[Element location data]
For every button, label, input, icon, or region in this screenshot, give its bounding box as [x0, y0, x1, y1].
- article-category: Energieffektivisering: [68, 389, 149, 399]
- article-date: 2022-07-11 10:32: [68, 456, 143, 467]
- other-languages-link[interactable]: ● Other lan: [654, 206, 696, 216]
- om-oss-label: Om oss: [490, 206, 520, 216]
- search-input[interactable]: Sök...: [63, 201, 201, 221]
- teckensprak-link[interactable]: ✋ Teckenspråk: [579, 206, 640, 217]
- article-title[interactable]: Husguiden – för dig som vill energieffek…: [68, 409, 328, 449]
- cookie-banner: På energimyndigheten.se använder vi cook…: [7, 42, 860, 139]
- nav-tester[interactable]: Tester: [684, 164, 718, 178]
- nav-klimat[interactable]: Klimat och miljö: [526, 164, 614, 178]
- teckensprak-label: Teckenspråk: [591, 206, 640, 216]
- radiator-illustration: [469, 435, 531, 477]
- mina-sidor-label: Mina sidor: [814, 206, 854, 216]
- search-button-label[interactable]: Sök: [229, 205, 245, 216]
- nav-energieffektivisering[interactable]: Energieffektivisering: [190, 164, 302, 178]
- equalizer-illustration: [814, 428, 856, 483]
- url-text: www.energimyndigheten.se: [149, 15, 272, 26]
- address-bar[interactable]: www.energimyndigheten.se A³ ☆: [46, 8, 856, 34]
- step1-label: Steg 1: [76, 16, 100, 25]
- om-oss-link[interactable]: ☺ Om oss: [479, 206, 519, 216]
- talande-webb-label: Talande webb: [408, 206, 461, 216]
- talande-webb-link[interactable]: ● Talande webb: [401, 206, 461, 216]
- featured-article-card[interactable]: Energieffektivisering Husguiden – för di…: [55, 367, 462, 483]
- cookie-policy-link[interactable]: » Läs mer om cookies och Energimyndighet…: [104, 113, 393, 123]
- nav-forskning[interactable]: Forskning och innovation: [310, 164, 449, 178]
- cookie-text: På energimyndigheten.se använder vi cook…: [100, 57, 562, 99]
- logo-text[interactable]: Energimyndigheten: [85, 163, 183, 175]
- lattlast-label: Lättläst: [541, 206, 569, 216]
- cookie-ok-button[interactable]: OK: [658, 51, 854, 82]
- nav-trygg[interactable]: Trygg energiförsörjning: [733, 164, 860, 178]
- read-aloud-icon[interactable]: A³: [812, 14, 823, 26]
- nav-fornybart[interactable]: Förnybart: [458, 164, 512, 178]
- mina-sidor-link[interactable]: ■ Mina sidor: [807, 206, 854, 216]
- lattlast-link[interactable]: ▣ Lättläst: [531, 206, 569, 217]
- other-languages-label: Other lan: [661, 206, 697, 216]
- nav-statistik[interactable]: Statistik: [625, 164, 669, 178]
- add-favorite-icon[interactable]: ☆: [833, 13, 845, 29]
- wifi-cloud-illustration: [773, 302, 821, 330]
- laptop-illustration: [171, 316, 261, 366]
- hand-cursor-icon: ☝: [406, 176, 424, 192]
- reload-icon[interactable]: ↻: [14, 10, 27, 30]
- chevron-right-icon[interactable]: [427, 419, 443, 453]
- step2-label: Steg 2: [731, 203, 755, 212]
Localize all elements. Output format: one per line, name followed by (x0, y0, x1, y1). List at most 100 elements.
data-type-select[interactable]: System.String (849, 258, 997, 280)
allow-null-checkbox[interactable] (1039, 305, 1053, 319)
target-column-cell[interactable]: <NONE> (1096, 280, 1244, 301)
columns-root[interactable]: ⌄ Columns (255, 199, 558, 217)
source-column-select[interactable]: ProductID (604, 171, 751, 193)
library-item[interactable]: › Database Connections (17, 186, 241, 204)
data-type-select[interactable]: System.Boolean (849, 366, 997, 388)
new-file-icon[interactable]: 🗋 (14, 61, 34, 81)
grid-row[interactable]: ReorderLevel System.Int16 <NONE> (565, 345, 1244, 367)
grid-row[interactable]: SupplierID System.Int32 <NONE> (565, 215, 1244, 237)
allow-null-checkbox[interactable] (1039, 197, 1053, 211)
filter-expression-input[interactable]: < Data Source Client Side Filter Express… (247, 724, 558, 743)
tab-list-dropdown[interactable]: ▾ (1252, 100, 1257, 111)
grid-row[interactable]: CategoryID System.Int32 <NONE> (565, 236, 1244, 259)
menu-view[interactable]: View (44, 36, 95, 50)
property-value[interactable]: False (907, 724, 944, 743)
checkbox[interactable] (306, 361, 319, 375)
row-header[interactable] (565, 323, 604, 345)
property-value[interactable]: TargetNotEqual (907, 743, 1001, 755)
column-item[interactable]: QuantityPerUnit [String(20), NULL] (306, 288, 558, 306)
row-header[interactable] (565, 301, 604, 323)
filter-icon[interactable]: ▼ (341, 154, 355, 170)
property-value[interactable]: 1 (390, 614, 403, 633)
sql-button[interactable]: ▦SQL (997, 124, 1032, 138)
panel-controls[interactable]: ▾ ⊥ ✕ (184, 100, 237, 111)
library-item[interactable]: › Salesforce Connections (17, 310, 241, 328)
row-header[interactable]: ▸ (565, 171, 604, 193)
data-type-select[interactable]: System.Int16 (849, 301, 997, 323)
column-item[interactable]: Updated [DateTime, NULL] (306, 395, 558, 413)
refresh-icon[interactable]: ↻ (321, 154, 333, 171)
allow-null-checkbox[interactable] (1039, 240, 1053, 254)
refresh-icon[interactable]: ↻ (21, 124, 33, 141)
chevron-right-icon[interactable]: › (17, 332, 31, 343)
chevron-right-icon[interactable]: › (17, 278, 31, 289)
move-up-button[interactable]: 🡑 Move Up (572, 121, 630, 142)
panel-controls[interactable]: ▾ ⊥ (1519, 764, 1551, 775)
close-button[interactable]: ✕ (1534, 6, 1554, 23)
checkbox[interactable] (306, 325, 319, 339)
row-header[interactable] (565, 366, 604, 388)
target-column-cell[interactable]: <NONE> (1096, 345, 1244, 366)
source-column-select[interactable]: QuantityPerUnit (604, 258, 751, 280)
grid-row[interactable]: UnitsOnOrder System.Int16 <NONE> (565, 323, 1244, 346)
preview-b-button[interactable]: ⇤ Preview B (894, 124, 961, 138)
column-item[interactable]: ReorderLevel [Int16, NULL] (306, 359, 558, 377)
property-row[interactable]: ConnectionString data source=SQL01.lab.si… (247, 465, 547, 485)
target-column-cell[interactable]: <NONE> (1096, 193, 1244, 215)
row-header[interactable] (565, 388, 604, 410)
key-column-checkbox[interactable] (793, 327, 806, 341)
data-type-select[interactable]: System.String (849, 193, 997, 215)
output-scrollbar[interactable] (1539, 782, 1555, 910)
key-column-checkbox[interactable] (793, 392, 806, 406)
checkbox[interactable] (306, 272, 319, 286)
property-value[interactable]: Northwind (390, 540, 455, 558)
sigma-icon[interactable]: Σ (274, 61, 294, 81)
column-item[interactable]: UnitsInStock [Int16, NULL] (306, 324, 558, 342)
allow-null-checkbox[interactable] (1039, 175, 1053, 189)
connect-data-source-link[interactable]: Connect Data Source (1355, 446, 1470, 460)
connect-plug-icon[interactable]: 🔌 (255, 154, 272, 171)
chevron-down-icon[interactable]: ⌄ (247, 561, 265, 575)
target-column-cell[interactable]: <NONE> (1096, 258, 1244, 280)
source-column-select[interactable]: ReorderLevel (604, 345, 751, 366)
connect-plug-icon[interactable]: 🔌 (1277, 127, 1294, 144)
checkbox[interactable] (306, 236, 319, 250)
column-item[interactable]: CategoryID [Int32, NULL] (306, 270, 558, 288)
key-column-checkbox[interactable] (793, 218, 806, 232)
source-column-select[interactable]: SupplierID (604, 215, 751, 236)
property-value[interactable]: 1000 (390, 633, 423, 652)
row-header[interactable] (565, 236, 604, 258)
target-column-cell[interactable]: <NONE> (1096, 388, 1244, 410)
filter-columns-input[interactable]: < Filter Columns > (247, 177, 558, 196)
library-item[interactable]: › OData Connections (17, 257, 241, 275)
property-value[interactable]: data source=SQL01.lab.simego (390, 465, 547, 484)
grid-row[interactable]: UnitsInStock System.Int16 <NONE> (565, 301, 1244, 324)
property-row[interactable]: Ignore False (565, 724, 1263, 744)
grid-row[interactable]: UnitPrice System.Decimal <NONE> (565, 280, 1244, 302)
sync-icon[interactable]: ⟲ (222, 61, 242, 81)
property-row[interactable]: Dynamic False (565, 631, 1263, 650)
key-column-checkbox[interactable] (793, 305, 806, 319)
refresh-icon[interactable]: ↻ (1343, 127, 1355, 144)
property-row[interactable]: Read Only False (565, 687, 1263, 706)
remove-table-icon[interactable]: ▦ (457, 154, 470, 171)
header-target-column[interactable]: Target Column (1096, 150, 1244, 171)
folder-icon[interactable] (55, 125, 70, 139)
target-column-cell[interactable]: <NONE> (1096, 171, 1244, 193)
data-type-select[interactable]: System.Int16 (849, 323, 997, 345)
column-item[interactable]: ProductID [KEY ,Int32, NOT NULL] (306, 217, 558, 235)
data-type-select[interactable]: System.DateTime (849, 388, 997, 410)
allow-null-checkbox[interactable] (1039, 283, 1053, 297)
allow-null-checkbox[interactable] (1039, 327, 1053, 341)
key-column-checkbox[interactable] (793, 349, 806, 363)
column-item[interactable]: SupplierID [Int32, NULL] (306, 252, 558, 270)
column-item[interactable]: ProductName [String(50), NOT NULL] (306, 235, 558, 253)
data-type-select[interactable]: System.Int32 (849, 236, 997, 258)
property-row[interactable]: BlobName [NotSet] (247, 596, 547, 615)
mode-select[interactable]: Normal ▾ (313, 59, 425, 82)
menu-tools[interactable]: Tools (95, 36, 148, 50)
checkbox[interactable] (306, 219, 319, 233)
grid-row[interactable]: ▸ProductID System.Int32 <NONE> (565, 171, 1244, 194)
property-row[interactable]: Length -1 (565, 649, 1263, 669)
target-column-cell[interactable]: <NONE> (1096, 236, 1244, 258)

(What this task involves)
Count the lines in the listing that contain the string "CategoryID", and give only the number.

(Written reply)
2